[Some records]
──────────────────────────────
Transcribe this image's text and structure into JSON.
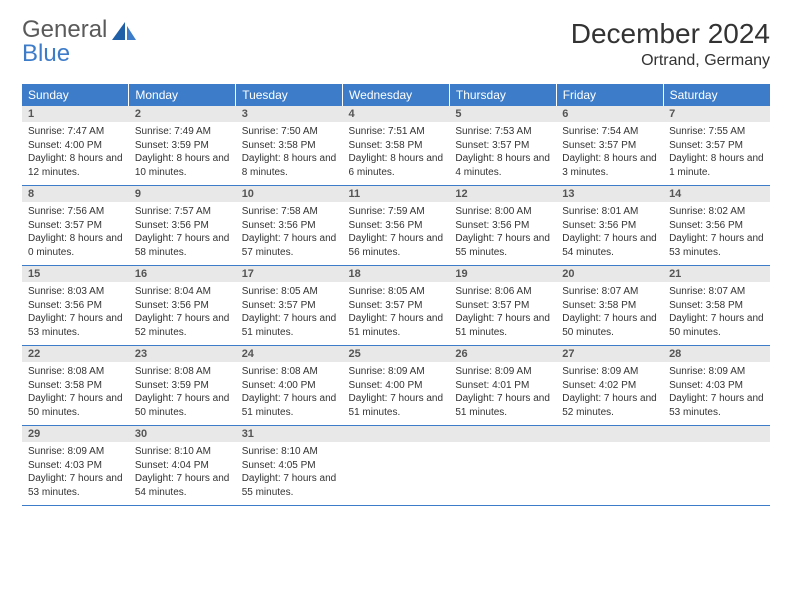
{
  "logo": {
    "word1": "General",
    "word2": "Blue"
  },
  "title": "December 2024",
  "location": "Ortrand, Germany",
  "colors": {
    "header_bg": "#3d7cc9",
    "header_text": "#ffffff",
    "daynum_bg": "#e8e8e8",
    "daynum_text": "#555555",
    "body_text": "#333333",
    "row_border": "#3d7cc9",
    "page_bg": "#ffffff",
    "logo_gray": "#5a5a5a",
    "logo_blue": "#3d7cc9"
  },
  "typography": {
    "title_fontsize": 28,
    "location_fontsize": 16,
    "weekday_fontsize": 12,
    "daynum_fontsize": 11,
    "body_fontsize": 10,
    "logo_fontsize": 24
  },
  "weekdays": [
    "Sunday",
    "Monday",
    "Tuesday",
    "Wednesday",
    "Thursday",
    "Friday",
    "Saturday"
  ],
  "weeks": [
    [
      {
        "n": "1",
        "sunrise": "Sunrise: 7:47 AM",
        "sunset": "Sunset: 4:00 PM",
        "daylight": "Daylight: 8 hours and 12 minutes."
      },
      {
        "n": "2",
        "sunrise": "Sunrise: 7:49 AM",
        "sunset": "Sunset: 3:59 PM",
        "daylight": "Daylight: 8 hours and 10 minutes."
      },
      {
        "n": "3",
        "sunrise": "Sunrise: 7:50 AM",
        "sunset": "Sunset: 3:58 PM",
        "daylight": "Daylight: 8 hours and 8 minutes."
      },
      {
        "n": "4",
        "sunrise": "Sunrise: 7:51 AM",
        "sunset": "Sunset: 3:58 PM",
        "daylight": "Daylight: 8 hours and 6 minutes."
      },
      {
        "n": "5",
        "sunrise": "Sunrise: 7:53 AM",
        "sunset": "Sunset: 3:57 PM",
        "daylight": "Daylight: 8 hours and 4 minutes."
      },
      {
        "n": "6",
        "sunrise": "Sunrise: 7:54 AM",
        "sunset": "Sunset: 3:57 PM",
        "daylight": "Daylight: 8 hours and 3 minutes."
      },
      {
        "n": "7",
        "sunrise": "Sunrise: 7:55 AM",
        "sunset": "Sunset: 3:57 PM",
        "daylight": "Daylight: 8 hours and 1 minute."
      }
    ],
    [
      {
        "n": "8",
        "sunrise": "Sunrise: 7:56 AM",
        "sunset": "Sunset: 3:57 PM",
        "daylight": "Daylight: 8 hours and 0 minutes."
      },
      {
        "n": "9",
        "sunrise": "Sunrise: 7:57 AM",
        "sunset": "Sunset: 3:56 PM",
        "daylight": "Daylight: 7 hours and 58 minutes."
      },
      {
        "n": "10",
        "sunrise": "Sunrise: 7:58 AM",
        "sunset": "Sunset: 3:56 PM",
        "daylight": "Daylight: 7 hours and 57 minutes."
      },
      {
        "n": "11",
        "sunrise": "Sunrise: 7:59 AM",
        "sunset": "Sunset: 3:56 PM",
        "daylight": "Daylight: 7 hours and 56 minutes."
      },
      {
        "n": "12",
        "sunrise": "Sunrise: 8:00 AM",
        "sunset": "Sunset: 3:56 PM",
        "daylight": "Daylight: 7 hours and 55 minutes."
      },
      {
        "n": "13",
        "sunrise": "Sunrise: 8:01 AM",
        "sunset": "Sunset: 3:56 PM",
        "daylight": "Daylight: 7 hours and 54 minutes."
      },
      {
        "n": "14",
        "sunrise": "Sunrise: 8:02 AM",
        "sunset": "Sunset: 3:56 PM",
        "daylight": "Daylight: 7 hours and 53 minutes."
      }
    ],
    [
      {
        "n": "15",
        "sunrise": "Sunrise: 8:03 AM",
        "sunset": "Sunset: 3:56 PM",
        "daylight": "Daylight: 7 hours and 53 minutes."
      },
      {
        "n": "16",
        "sunrise": "Sunrise: 8:04 AM",
        "sunset": "Sunset: 3:56 PM",
        "daylight": "Daylight: 7 hours and 52 minutes."
      },
      {
        "n": "17",
        "sunrise": "Sunrise: 8:05 AM",
        "sunset": "Sunset: 3:57 PM",
        "daylight": "Daylight: 7 hours and 51 minutes."
      },
      {
        "n": "18",
        "sunrise": "Sunrise: 8:05 AM",
        "sunset": "Sunset: 3:57 PM",
        "daylight": "Daylight: 7 hours and 51 minutes."
      },
      {
        "n": "19",
        "sunrise": "Sunrise: 8:06 AM",
        "sunset": "Sunset: 3:57 PM",
        "daylight": "Daylight: 7 hours and 51 minutes."
      },
      {
        "n": "20",
        "sunrise": "Sunrise: 8:07 AM",
        "sunset": "Sunset: 3:58 PM",
        "daylight": "Daylight: 7 hours and 50 minutes."
      },
      {
        "n": "21",
        "sunrise": "Sunrise: 8:07 AM",
        "sunset": "Sunset: 3:58 PM",
        "daylight": "Daylight: 7 hours and 50 minutes."
      }
    ],
    [
      {
        "n": "22",
        "sunrise": "Sunrise: 8:08 AM",
        "sunset": "Sunset: 3:58 PM",
        "daylight": "Daylight: 7 hours and 50 minutes."
      },
      {
        "n": "23",
        "sunrise": "Sunrise: 8:08 AM",
        "sunset": "Sunset: 3:59 PM",
        "daylight": "Daylight: 7 hours and 50 minutes."
      },
      {
        "n": "24",
        "sunrise": "Sunrise: 8:08 AM",
        "sunset": "Sunset: 4:00 PM",
        "daylight": "Daylight: 7 hours and 51 minutes."
      },
      {
        "n": "25",
        "sunrise": "Sunrise: 8:09 AM",
        "sunset": "Sunset: 4:00 PM",
        "daylight": "Daylight: 7 hours and 51 minutes."
      },
      {
        "n": "26",
        "sunrise": "Sunrise: 8:09 AM",
        "sunset": "Sunset: 4:01 PM",
        "daylight": "Daylight: 7 hours and 51 minutes."
      },
      {
        "n": "27",
        "sunrise": "Sunrise: 8:09 AM",
        "sunset": "Sunset: 4:02 PM",
        "daylight": "Daylight: 7 hours and 52 minutes."
      },
      {
        "n": "28",
        "sunrise": "Sunrise: 8:09 AM",
        "sunset": "Sunset: 4:03 PM",
        "daylight": "Daylight: 7 hours and 53 minutes."
      }
    ],
    [
      {
        "n": "29",
        "sunrise": "Sunrise: 8:09 AM",
        "sunset": "Sunset: 4:03 PM",
        "daylight": "Daylight: 7 hours and 53 minutes."
      },
      {
        "n": "30",
        "sunrise": "Sunrise: 8:10 AM",
        "sunset": "Sunset: 4:04 PM",
        "daylight": "Daylight: 7 hours and 54 minutes."
      },
      {
        "n": "31",
        "sunrise": "Sunrise: 8:10 AM",
        "sunset": "Sunset: 4:05 PM",
        "daylight": "Daylight: 7 hours and 55 minutes."
      },
      null,
      null,
      null,
      null
    ]
  ]
}
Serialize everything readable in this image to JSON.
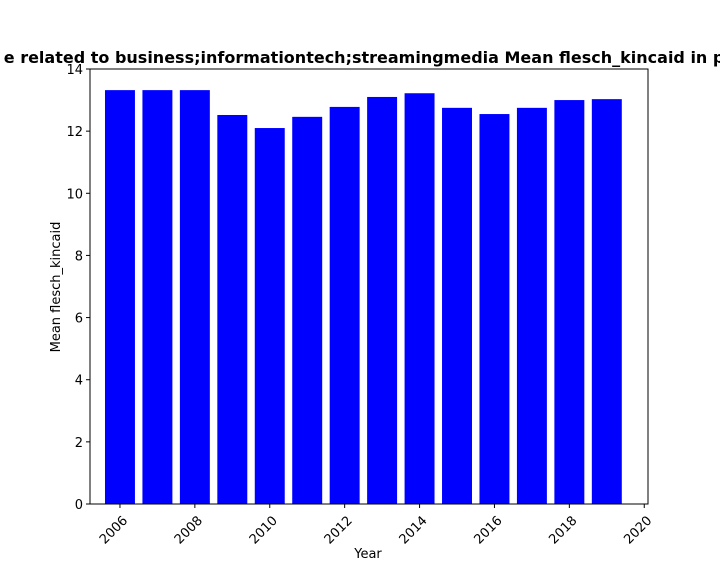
{
  "chart_data": {
    "type": "bar",
    "title": "e related to business;informationtech;streamingmedia Mean flesch_kincaid in pr",
    "xlabel": "Year",
    "ylabel": "Mean flesch_kincaid",
    "x": [
      2006,
      2007,
      2008,
      2009,
      2010,
      2011,
      2012,
      2013,
      2014,
      2015,
      2016,
      2017,
      2018,
      2019
    ],
    "values": [
      13.32,
      13.32,
      13.32,
      12.52,
      12.1,
      12.46,
      12.78,
      13.1,
      13.22,
      12.75,
      12.55,
      12.75,
      13.0,
      13.03
    ],
    "xlim": [
      2005.2,
      2020.1
    ],
    "ylim": [
      0,
      14
    ],
    "xticks": [
      2006,
      2008,
      2010,
      2012,
      2014,
      2016,
      2018,
      2020
    ],
    "yticks": [
      0,
      2,
      4,
      6,
      8,
      10,
      12,
      14
    ],
    "bar_color": "#0000ff",
    "grid": false,
    "legend": "none"
  }
}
──────────────────────────────
» **What is expected**:
Each line in the data that holds the string "JSON" should be found and copied.

» **Solution to the problem**:
Transcribe this image's text and structure into JSON.
Serialize everything readable in this image to JSON.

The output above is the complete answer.